(Dataset rows about figures)
----------

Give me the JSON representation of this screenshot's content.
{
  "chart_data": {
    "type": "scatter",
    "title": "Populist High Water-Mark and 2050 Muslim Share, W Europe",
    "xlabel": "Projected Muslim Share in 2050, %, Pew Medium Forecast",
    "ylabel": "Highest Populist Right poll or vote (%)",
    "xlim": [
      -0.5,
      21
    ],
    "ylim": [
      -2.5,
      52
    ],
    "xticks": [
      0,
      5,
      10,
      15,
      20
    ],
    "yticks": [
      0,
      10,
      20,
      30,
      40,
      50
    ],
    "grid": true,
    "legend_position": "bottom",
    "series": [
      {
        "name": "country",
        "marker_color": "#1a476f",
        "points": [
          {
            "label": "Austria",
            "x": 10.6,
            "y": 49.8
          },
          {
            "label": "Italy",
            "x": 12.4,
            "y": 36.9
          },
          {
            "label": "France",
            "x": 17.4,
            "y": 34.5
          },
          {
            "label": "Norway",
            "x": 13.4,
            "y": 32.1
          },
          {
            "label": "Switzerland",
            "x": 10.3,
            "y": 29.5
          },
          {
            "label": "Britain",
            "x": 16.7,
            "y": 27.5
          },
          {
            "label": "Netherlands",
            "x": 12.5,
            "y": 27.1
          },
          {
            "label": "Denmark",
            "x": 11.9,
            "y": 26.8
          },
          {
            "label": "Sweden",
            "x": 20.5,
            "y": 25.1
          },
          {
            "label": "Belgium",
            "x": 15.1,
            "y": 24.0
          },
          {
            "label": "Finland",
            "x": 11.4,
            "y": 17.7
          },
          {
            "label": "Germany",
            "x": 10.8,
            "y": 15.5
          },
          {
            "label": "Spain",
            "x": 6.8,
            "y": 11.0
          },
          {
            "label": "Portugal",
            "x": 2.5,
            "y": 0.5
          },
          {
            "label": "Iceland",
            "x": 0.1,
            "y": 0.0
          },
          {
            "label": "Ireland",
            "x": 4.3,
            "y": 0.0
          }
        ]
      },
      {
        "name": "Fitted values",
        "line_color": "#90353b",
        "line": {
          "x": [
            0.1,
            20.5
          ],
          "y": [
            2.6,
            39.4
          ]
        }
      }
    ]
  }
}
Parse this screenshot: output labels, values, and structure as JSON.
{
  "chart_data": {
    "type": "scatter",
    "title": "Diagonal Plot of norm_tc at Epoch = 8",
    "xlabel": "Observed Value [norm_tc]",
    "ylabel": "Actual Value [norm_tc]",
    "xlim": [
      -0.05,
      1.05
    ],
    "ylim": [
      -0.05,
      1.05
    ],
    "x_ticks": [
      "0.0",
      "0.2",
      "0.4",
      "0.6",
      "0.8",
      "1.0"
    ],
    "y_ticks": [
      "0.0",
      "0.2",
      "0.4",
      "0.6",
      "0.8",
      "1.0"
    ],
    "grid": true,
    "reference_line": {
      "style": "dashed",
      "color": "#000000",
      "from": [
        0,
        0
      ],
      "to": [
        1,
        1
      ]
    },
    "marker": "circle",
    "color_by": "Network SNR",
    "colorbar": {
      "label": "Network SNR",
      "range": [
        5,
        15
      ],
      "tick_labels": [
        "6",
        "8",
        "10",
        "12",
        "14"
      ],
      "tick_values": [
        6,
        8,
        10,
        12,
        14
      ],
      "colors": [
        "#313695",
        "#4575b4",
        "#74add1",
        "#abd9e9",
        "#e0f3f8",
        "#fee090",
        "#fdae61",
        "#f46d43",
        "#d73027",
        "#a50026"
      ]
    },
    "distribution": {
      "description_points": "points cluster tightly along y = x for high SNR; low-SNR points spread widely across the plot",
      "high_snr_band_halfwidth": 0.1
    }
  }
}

----------

§ **Exercise aim**:
Counting only lines of the data above that hold "JSON", report the total and nothing else.

§ **Answer to this task**:
2